----- Listed entries -----

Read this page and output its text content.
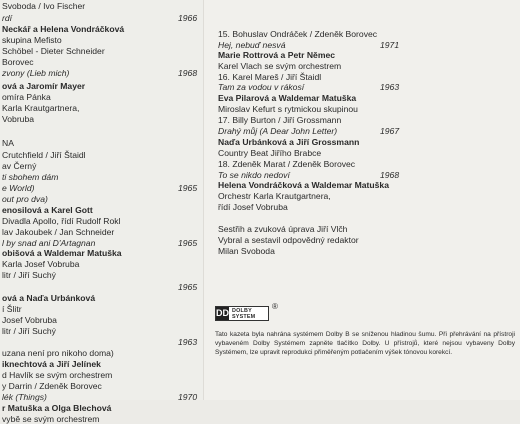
Svoboda / Ivo Fischer
rdí	1966
Neckář a Helena Vondráčková
skupina Mefisto
Schöbel - Dieter Schneider
Borovec
zvony (Lieb mich)	1968
ová a Jaromír Mayer
omíra Pánka
Karla Krautgartnera,
Vobruba
NA
Crutchfield / Jiří Štaidl
av Černý
ti sbohem dám
e World)	1965
out pro dva)
enosilová a Karel Gott
Divadla Apollo, řídí Rudolf Rokl
lav Jakoubek / Jan Schneider
l by snad ani D'Artagnan	1965
obišová a Waldemar Matuška
Karla Josef Vobruba
litr / Jiří Suchý
1965
ová a Naďa Urbánková
í Šlitr
Josef Vobruba
litr / Jiří Suchý
1963
uzana není pro nikoho doma)
iknechtová a Jiří Jelínek
d Havlík se svým orchestrem
y Darrin / Zdeněk Borovec
lék (Things)	1970
r Matuška a Olga Blechová
vybě se svým orchestrem
15. Bohuslav Ondráček / Zdeněk Borovec
Hej, nebuď nesvá	1971
Marie Rottrová a Petr Němec
Karel Vlach se svým orchestrem
16. Karel Mareš / Jiří Štaidl
Tam za vodou v rákosí	1963
Eva Pilarová a Waldemar Matuška
Miroslav Kefurt s rytmickou skupinou
17. Billy Burton / Jiří Grossmann
Drahý můj (A Dear John Letter)	1967
Naďa Urbánková a Jiří Grossmann
Country Beat Jiřího Brabce
18. Zdeněk Marat / Zdeněk Borovec
To se nikdo nedoví	1968
Helena Vondráčková a Waldemar Matuška
Orchestr Karla Krautgartnera,
řídí Josef Vobruba
Sestřih a zvuková úprava Jiří Vlčh
Vybral a sestavil odpovědný redaktor
Milan Svoboda
DD DOLBY SYSTEM
®
Tato kazeta byla nahrána systémem Dolby B se sníženou hladinou šumu. Při přehrávání na přístroji vybaveném Dolby Systémem zapněte tlačítko Dolby. U přístrojů, které nejsou vybaveny Dolby Systémem, lze upravit reprodukci přiměřeným potlačením výšek tónovou korekcí.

-----

Objective: Lines containing the word "Schneider" must all be returned from the material above.

Complete response:
Schöbel - Dieter Schneider
lav Jakoubek / Jan Schneider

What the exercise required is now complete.